-- START --

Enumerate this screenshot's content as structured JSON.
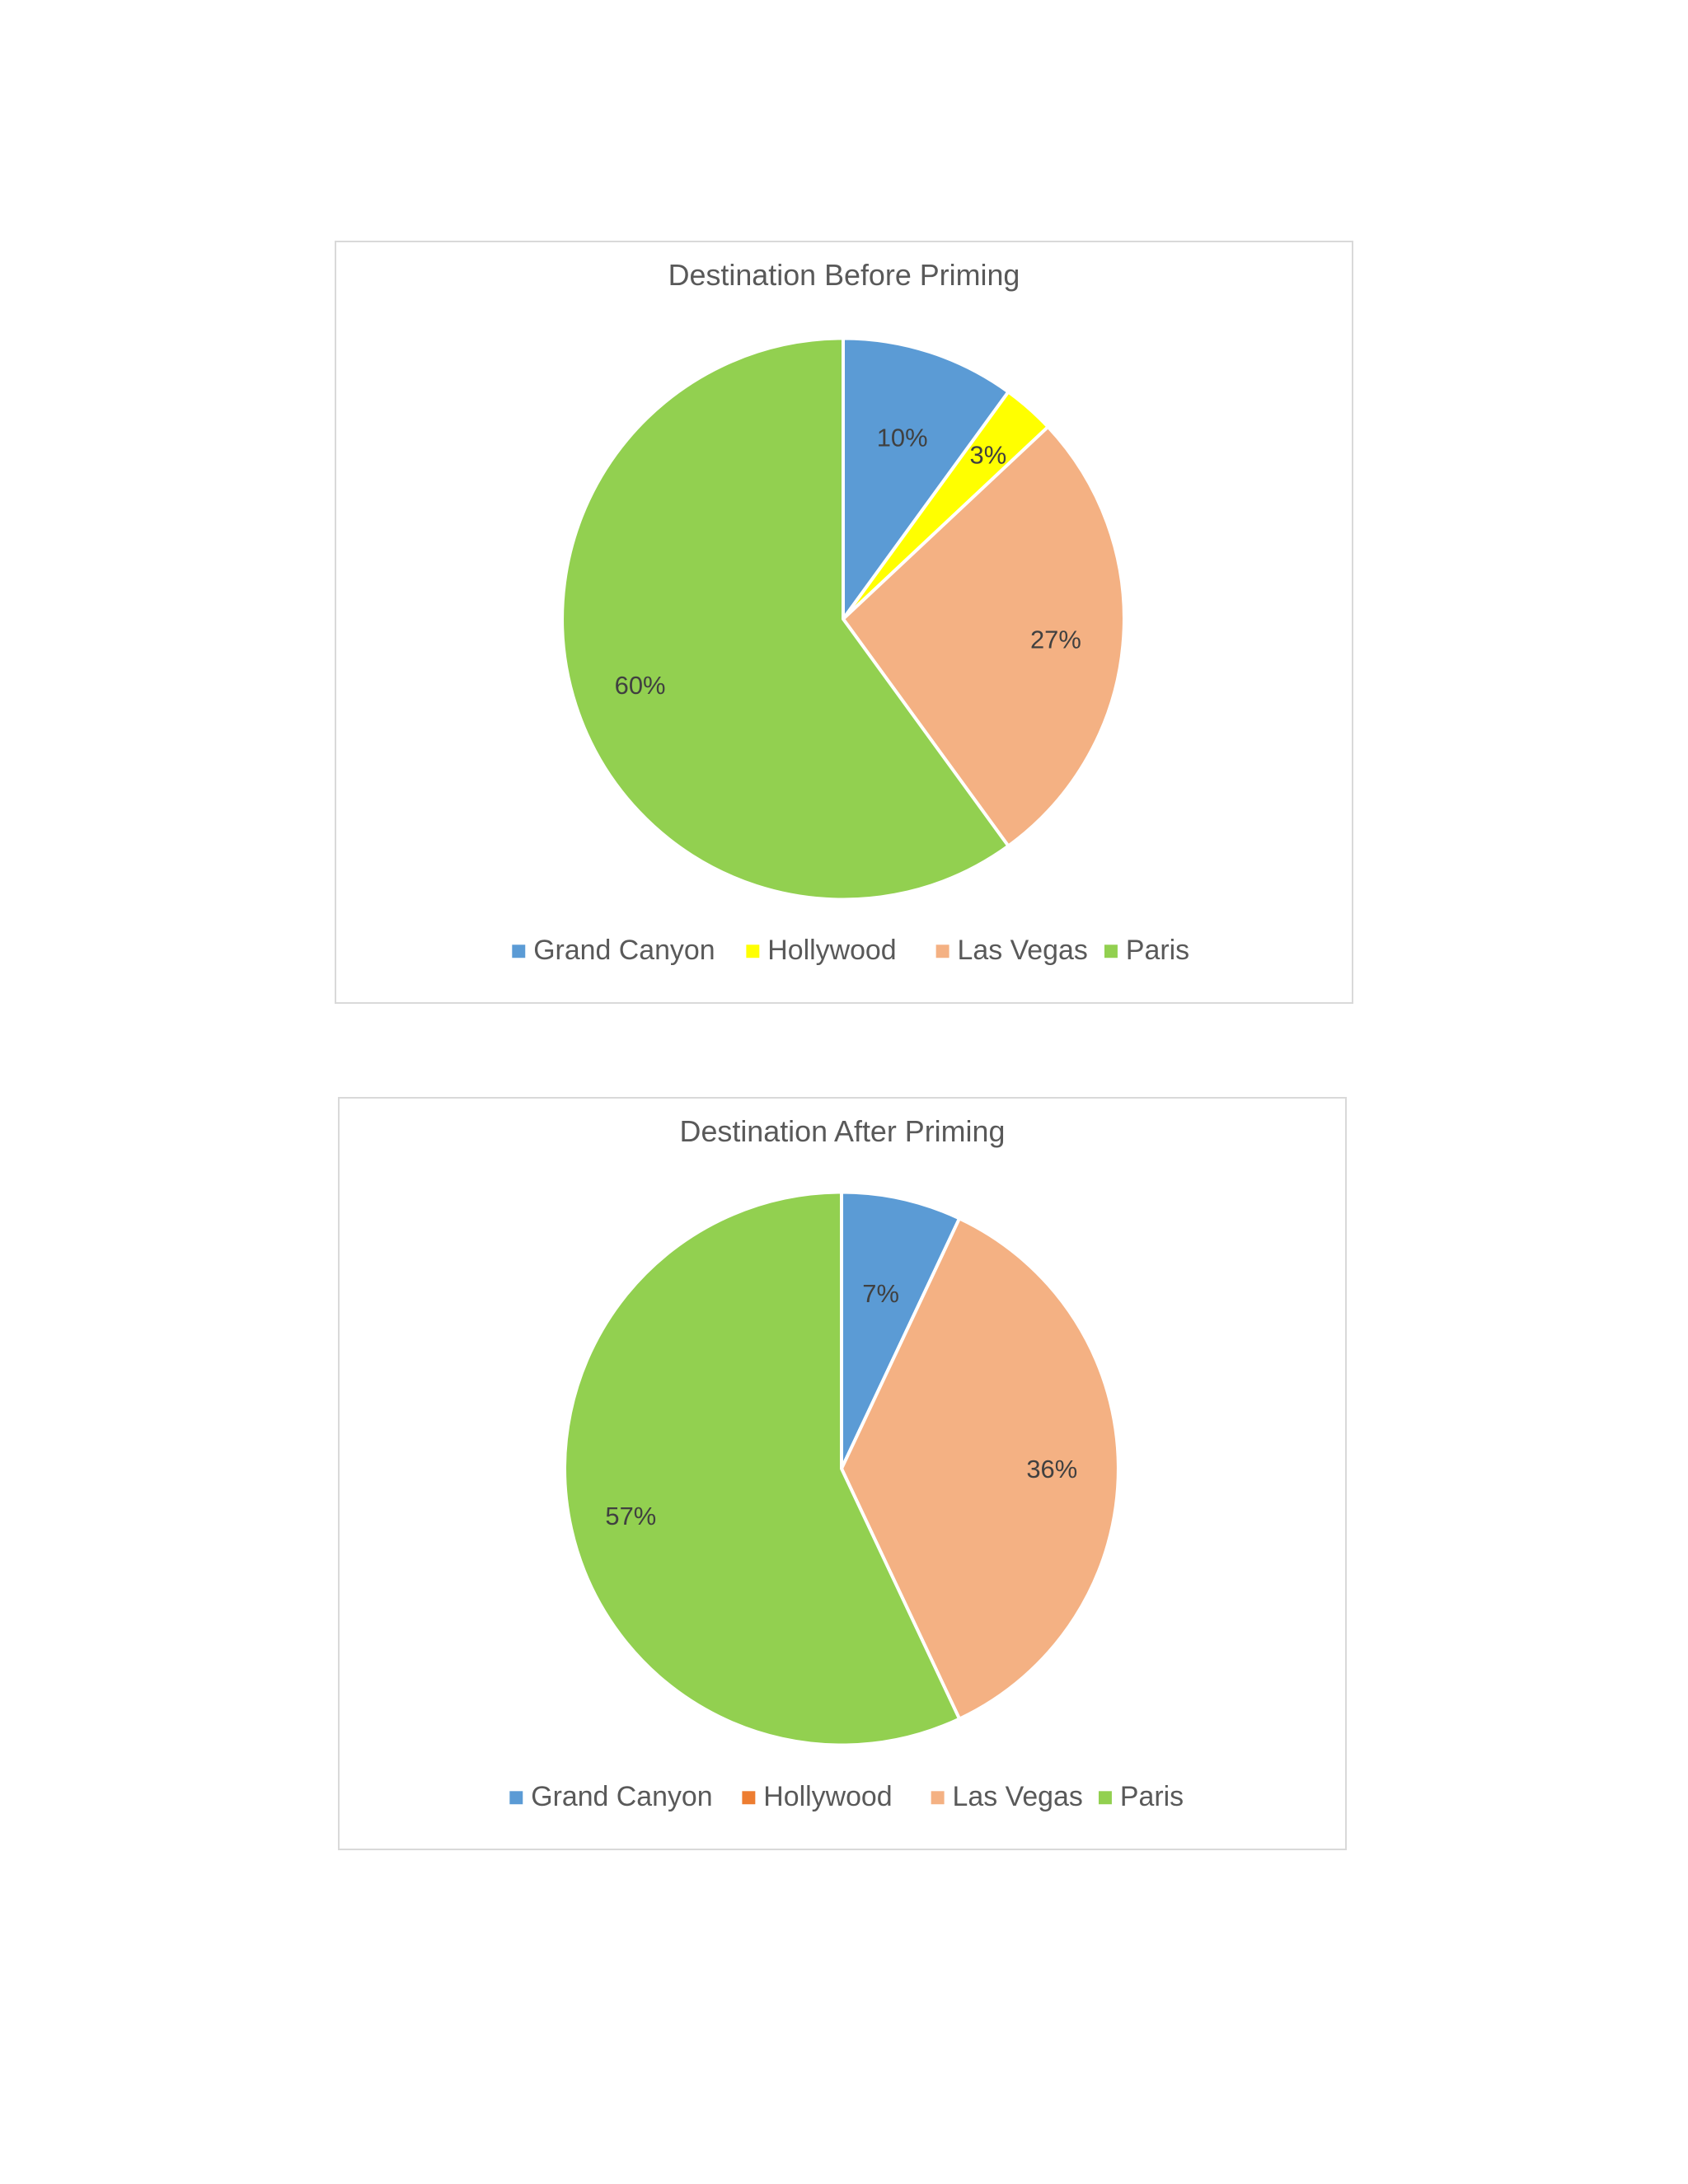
{
  "chart_data": [
    {
      "type": "pie",
      "title": "Destination Before Priming",
      "categories": [
        "Grand Canyon",
        "Hollywood",
        "Las Vegas",
        "Paris"
      ],
      "values": [
        10,
        3,
        27,
        60
      ],
      "data_labels": [
        "10%",
        "3%",
        "27%",
        "60%"
      ],
      "colors": [
        "#5b9bd5",
        "#ffff00",
        "#f4b183",
        "#92d050"
      ],
      "legend_position": "bottom"
    },
    {
      "type": "pie",
      "title": "Destination After Priming",
      "categories": [
        "Grand Canyon",
        "Hollywood",
        "Las Vegas",
        "Paris"
      ],
      "values": [
        7,
        0,
        36,
        57
      ],
      "data_labels": [
        "7%",
        "",
        "36%",
        "57%"
      ],
      "colors": [
        "#5b9bd5",
        "#ed7d31",
        "#f4b183",
        "#92d050"
      ],
      "legend_position": "bottom"
    }
  ]
}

-- END --

• _Written exercise_
Give only the number of lines in the preceding material that contain the string "Destination".

• _Solution for this exercise_
2